### What you should do
Exclude any images and output the remaining records exactly.

[START OF Data records]

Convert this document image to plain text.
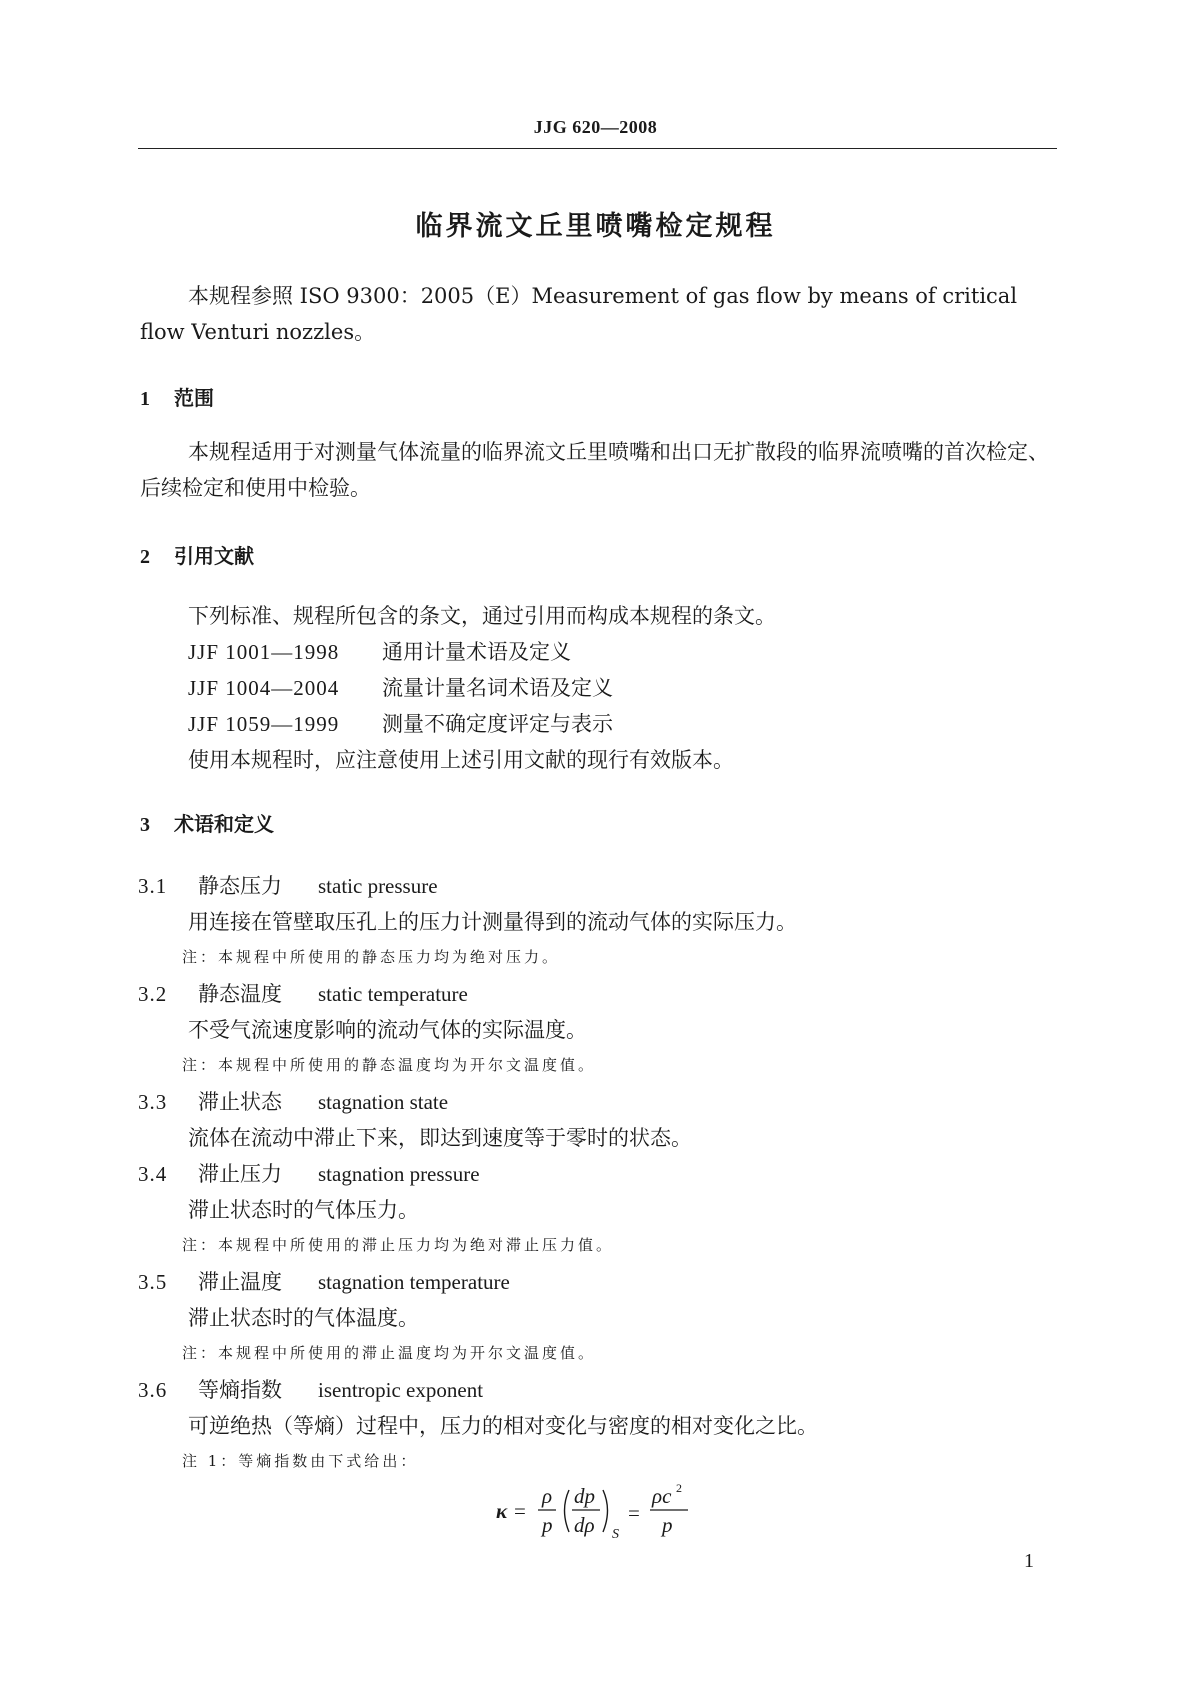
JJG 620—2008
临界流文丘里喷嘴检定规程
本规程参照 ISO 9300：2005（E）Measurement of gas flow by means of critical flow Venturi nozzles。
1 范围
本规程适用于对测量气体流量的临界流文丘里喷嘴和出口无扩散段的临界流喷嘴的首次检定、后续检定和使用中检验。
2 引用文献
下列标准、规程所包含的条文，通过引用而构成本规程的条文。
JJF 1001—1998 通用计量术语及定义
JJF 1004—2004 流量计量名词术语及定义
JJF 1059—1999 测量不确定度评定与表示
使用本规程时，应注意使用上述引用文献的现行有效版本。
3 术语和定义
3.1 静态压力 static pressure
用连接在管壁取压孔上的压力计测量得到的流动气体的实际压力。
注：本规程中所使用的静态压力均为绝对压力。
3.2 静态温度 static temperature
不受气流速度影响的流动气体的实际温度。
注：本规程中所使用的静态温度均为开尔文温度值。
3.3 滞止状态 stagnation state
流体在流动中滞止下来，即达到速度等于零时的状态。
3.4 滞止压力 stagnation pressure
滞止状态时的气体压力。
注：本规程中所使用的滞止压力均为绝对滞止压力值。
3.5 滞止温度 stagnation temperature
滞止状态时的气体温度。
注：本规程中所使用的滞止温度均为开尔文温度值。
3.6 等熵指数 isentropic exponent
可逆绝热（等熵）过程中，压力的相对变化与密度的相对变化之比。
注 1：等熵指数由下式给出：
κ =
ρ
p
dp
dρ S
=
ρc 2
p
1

[END OF Data records]

### Answer to this exercise
Convert this document image to plain text.
JJG 620—2008
临界流文丘里喷嘴检定规程
本规程参照 ISO 9300：2005（E）Measurement of gas flow by means of critical flow Venturi nozzles。
1 范围
本规程适用于对测量气体流量的临界流文丘里喷嘴和出口无扩散段的临界流喷嘴的首次检定、后续检定和使用中检验。
2 引用文献
下列标准、规程所包含的条文，通过引用而构成本规程的条文。
JJF 1001—1998 通用计量术语及定义
JJF 1004—2004 流量计量名词术语及定义
JJF 1059—1999 测量不确定度评定与表示
使用本规程时，应注意使用上述引用文献的现行有效版本。
3 术语和定义
3.1 静态压力 static pressure
用连接在管壁取压孔上的压力计测量得到的流动气体的实际压力。
注：本规程中所使用的静态压力均为绝对压力。
3.2 静态温度 static temperature
不受气流速度影响的流动气体的实际温度。
注：本规程中所使用的静态温度均为开尔文温度值。
3.3 滞止状态 stagnation state
流体在流动中滞止下来，即达到速度等于零时的状态。
3.4 滞止压力 stagnation pressure
滞止状态时的气体压力。
注：本规程中所使用的滞止压力均为绝对滞止压力值。
3.5 滞止温度 stagnation temperature
滞止状态时的气体温度。
注：本规程中所使用的滞止温度均为开尔文温度值。
3.6 等熵指数 isentropic exponent
可逆绝热（等熵）过程中，压力的相对变化与密度的相对变化之比。
注 1：等熵指数由下式给出：
κ =
ρ
p
dp
dρ S
=
ρc 2
p
1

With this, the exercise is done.